Problem to work on: Present the data once more in exactly its original form.

Provided data:
** Start **

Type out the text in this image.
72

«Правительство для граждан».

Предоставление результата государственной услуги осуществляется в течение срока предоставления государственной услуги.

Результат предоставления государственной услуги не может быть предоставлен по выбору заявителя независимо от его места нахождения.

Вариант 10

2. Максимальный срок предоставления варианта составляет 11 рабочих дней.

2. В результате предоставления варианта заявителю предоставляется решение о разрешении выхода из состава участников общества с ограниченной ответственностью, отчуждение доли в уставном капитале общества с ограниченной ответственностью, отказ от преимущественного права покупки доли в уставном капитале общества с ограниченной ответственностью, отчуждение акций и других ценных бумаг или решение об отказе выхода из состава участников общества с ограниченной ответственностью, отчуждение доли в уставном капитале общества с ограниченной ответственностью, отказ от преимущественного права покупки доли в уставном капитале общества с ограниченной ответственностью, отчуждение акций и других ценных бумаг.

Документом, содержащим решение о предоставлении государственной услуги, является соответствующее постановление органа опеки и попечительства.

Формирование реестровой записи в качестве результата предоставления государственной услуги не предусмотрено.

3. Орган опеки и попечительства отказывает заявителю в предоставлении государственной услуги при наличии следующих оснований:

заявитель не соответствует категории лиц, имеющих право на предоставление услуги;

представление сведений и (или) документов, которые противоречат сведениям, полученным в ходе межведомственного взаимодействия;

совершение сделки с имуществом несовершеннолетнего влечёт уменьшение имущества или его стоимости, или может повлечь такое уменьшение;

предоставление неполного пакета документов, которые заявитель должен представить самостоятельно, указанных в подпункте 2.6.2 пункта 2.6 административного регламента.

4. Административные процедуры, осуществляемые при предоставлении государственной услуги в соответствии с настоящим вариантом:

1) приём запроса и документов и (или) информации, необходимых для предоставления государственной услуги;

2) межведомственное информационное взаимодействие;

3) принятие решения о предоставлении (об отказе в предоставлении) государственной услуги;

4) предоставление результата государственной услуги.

** End **

Response to the task:
Type out the text in this image.
72

«Правительство для граждан».

Предоставление результата государственной услуги осуществляется в течение срока предоставления государственной услуги.

Результат предоставления государственной услуги не может быть предоставлен по выбору заявителя независимо от его места нахождения.

Вариант 10

2. Максимальный срок предоставления варианта составляет 11 рабочих дней.

2. В результате предоставления варианта заявителю предоставляется решение о разрешении выхода из состава участников общества с ограниченной ответственностью, отчуждение доли в уставном капитале общества с ограниченной ответственностью, отказ от преимущественного права покупки доли в уставном капитале общества с ограниченной ответственностью, отчуждение акций и других ценных бумаг или решение об отказе выхода из состава участников общества с ограниченной ответственностью, отчуждение доли в уставном капитале общества с ограниченной ответственностью, отказ от преимущественного права покупки доли в уставном капитале общества с ограниченной ответственностью, отчуждение акций и других ценных бумаг.

Документом, содержащим решение о предоставлении государственной услуги, является соответствующее постановление органа опеки и попечительства.

Формирование реестровой записи в качестве результата предоставления государственной услуги не предусмотрено.

3. Орган опеки и попечительства отказывает заявителю в предоставлении государственной услуги при наличии следующих оснований:

заявитель не соответствует категории лиц, имеющих право на предоставление услуги;

представление сведений и (или) документов, которые противоречат сведениям, полученным в ходе межведомственного взаимодействия;

совершение сделки с имуществом несовершеннолетнего влечёт уменьшение имущества или его стоимости, или может повлечь такое уменьшение;

предоставление неполного пакета документов, которые заявитель должен представить самостоятельно, указанных в подпункте 2.6.2 пункта 2.6 административного регламента.

4. Административные процедуры, осуществляемые при предоставлении государственной услуги в соответствии с настоящим вариантом:

1) приём запроса и документов и (или) информации, необходимых для предоставления государственной услуги;

2) межведомственное информационное взаимодействие;

3) принятие решения о предоставлении (об отказе в предоставлении) государственной услуги;

4) предоставление результата государственной услуги.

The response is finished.